-- TEXT PROVIDED start --
"We used the mic amp of the mixing board to get distortion. It almost sounds like a synthesizer." Jimmy Page on creating the magic behind the famous Led Zeppelin riff he didn't write

Jimmy Page performs onstage at the 38th Annual Rock & Roll Hall Of Fame Induction Ceremony at Barclays Center on November 03, 2023 in New York City.
Jimmy Page performs at the 38th Annual Rock & Roll Hall of Fame Induction Ceremony at Barclays Center, Brooklyn, New York, November 3, 2023. (Image credit: Jeff Kravitz/FilmMagic)

Jimmy Page is credited with writing some of the greatest riffs in rock guitar. “Whole Lotta Love,” “The Immigrant Song,” “Kashmir,” “Stairway to Heaven”… At the heart of it all is his deep love of blues, which informs much of his work with Led Zeppelin.
-- TEXT PROVIDED end --
-- DATASET CONTENT start --
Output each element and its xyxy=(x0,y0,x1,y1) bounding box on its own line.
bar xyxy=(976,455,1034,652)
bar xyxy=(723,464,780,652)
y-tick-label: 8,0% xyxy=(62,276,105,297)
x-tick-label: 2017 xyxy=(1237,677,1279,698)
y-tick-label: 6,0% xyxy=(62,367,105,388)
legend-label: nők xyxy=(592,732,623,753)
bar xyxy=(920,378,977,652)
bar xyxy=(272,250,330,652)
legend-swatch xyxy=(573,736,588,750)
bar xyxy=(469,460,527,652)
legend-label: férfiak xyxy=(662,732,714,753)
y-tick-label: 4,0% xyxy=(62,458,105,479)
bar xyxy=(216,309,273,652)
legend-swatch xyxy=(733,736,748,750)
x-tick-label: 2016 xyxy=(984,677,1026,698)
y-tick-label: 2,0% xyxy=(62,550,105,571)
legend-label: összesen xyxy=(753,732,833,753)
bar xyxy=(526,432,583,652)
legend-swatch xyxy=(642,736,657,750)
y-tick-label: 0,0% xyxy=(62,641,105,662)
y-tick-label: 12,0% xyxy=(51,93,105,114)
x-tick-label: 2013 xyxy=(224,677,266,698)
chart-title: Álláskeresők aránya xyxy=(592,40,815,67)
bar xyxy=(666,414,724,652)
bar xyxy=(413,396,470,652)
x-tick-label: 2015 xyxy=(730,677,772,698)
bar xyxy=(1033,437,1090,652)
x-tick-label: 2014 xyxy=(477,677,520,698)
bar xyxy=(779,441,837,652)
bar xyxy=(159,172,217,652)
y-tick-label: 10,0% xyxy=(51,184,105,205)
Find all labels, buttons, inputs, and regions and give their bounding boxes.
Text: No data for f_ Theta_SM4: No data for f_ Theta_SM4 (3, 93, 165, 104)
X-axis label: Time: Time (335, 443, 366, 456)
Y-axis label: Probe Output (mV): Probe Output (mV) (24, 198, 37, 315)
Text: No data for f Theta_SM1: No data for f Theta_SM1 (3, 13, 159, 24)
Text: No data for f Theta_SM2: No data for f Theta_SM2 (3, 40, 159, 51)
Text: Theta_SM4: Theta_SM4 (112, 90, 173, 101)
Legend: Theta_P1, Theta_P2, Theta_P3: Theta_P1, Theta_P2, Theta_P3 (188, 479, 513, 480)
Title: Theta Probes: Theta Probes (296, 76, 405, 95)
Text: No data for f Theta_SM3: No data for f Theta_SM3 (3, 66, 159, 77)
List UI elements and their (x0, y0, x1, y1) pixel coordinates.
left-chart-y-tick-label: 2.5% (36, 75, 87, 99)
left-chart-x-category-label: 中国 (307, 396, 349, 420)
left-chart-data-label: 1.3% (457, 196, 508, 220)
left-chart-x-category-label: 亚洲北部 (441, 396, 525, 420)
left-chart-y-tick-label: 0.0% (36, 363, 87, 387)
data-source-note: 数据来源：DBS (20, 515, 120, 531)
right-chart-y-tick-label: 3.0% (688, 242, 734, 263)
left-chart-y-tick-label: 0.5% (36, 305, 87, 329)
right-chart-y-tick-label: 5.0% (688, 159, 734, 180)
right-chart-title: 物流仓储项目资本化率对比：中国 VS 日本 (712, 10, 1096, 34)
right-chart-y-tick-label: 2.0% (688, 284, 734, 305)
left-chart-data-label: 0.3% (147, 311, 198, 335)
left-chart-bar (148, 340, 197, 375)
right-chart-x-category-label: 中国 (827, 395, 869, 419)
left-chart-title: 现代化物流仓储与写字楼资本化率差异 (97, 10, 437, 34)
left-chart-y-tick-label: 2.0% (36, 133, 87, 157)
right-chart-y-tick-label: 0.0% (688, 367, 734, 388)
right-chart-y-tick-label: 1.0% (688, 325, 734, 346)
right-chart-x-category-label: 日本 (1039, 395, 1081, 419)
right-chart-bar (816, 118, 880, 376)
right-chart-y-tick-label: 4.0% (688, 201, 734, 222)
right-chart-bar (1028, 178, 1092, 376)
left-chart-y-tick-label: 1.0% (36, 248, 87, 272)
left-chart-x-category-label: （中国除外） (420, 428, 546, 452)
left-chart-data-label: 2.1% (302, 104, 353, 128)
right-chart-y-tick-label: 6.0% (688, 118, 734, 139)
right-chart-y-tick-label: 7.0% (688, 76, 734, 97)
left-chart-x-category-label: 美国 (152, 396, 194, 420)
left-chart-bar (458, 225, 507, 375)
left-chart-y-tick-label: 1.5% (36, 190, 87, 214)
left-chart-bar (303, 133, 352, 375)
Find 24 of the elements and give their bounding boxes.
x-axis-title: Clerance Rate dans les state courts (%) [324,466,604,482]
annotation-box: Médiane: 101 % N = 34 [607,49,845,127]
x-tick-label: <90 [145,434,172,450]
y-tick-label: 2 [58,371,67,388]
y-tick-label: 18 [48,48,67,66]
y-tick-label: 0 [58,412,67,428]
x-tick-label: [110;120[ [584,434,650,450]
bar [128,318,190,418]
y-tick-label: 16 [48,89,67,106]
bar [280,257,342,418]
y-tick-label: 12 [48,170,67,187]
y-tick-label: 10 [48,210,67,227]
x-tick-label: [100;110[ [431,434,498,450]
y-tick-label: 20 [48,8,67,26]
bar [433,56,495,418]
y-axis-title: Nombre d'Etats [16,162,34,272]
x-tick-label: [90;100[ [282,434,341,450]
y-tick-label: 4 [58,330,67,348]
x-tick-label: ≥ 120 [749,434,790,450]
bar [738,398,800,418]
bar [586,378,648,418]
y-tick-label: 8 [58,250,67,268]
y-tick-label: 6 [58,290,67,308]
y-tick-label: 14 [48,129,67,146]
-- DATASET CONTENT end --
- **YOUR INSTRUCTIONS**: Resume the article on Jimmy Page and the Led Zeppelin riff he didn't write, starting right after its last sentence.

- **EXERCISE ANSWER**:
As Page explained to Dangerous Minds, riffs often come to him when he's practicing.

"I play at home, and before I knew where I was, things would be coming out, and that’s those little sections or riffs or whatever,” he said. “At that stage it’s selection and rejection. It’s whether you continue with something or you go, ‘No that’s too much like something else,’ and then you move into something else.

"If you’ve got an idea and you think that’s quite interesting, then I’d work and build on it at home.”

Other times, however, the riffs have come to him spontaneously, as they did when he wrote “Rock and Roll.”

“‘Rock and Roll’ was something that came purely out of the ether,” he said. “We were working on something else and John Bonham happened to play — just as you do sometimes, because we were recording — this intro from ‘Keep A-Knockin’,’ from Little Richard, and I went, ‘Oh, that’s it!’ — I did this chord and half a riff that was in my head — ‘Let’s do this.’ ”

Led Zeppelin' performs onstage at the Forum on June 3, 1973 in Los Angeles, California. (L-R) Robert Plant, John Paul Jones, Jimmy Page, John Bonham.

Plant, Jones and Page perform at the Forum in Los Angeles, June 3, 1973. (Image credit: Michael Ochs Archives/Getty Images)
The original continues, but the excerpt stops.